Set each entry down verbatim, omitting images.
==== Supplied data
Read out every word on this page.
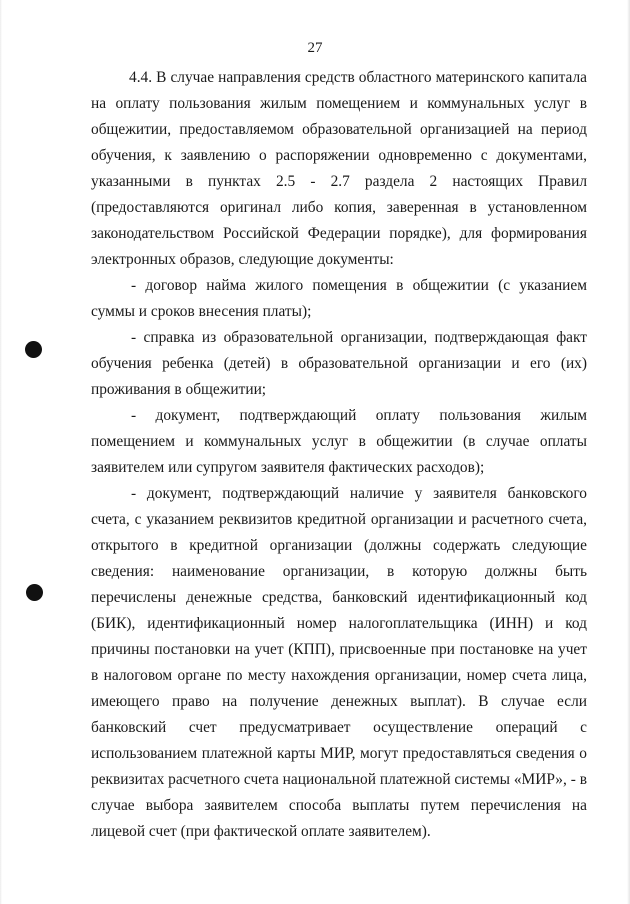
27

4.4. В случае направления средств областного материнского капитала на оплату пользования жилым помещением и коммунальных услуг в общежитии, предоставляемом образовательной организацией на период обучения, к заявлению о распоряжении одновременно с документами, указанными в пунктах 2.5 - 2.7 раздела 2 настоящих Правил (предоставляются оригинал либо копия, заверенная в установленном законодательством Российской Федерации порядке), для формирования электронных образов, следующие документы:

- договор найма жилого помещения в общежитии (с указанием суммы и сроков внесения платы);

- справка из образовательной организации, подтверждающая факт обучения ребенка (детей) в образовательной организации и его (их) проживания в общежитии;

- документ, подтверждающий оплату пользования жилым помещением и коммунальных услуг в общежитии (в случае оплаты заявителем или супругом заявителя фактических расходов);

- документ, подтверждающий наличие у заявителя банковского счета, с указанием реквизитов кредитной организации и расчетного счета, открытого в кредитной организации (должны содержать следующие сведения: наименование организации, в которую должны быть перечислены денежные средства, банковский идентификационный код (БИК), идентификационный номер налогоплательщика (ИНН) и код причины постановки на учет (КПП), присвоенные при постановке на учет в налоговом органе по месту нахождения организации, номер счета лица, имеющего право на получение денежных выплат). В случае если банковский счет предусматривает осуществление операций с использованием платежной карты МИР, могут предоставляться сведения о реквизитах расчетного счета национальной платежной системы «МИР», - в случае выбора заявителем способа выплаты путем перечисления на лицевой счет (при фактической оплате заявителем).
========
▶ **Expected answer**
Read out every word on this page.
27

4.4. В случае направления средств областного материнского капитала на оплату пользования жилым помещением и коммунальных услуг в общежитии, предоставляемом образовательной организацией на период обучения, к заявлению о распоряжении одновременно с документами, указанными в пунктах 2.5 - 2.7 раздела 2 настоящих Правил (предоставляются оригинал либо копия, заверенная в установленном законодательством Российской Федерации порядке), для формирования электронных образов, следующие документы:

- договор найма жилого помещения в общежитии (с указанием суммы и сроков внесения платы);

- справка из образовательной организации, подтверждающая факт обучения ребенка (детей) в образовательной организации и его (их) проживания в общежитии;

- документ, подтверждающий оплату пользования жилым помещением и коммунальных услуг в общежитии (в случае оплаты заявителем или супругом заявителя фактических расходов);

- документ, подтверждающий наличие у заявителя банковского счета, с указанием реквизитов кредитной организации и расчетного счета, открытого в кредитной организации (должны содержать следующие сведения: наименование организации, в которую должны быть перечислены денежные средства, банковский идентификационный код (БИК), идентификационный номер налогоплательщика (ИНН) и код причины постановки на учет (КПП), присвоенные при постановке на учет в налоговом органе по месту нахождения организации, номер счета лица, имеющего право на получение денежных выплат). В случае если банковский счет предусматривает осуществление операций с использованием платежной карты МИР, могут предоставляться сведения о реквизитах расчетного счета национальной платежной системы «МИР», - в случае выбора заявителем способа выплаты путем перечисления на лицевой счет (при фактической оплате заявителем).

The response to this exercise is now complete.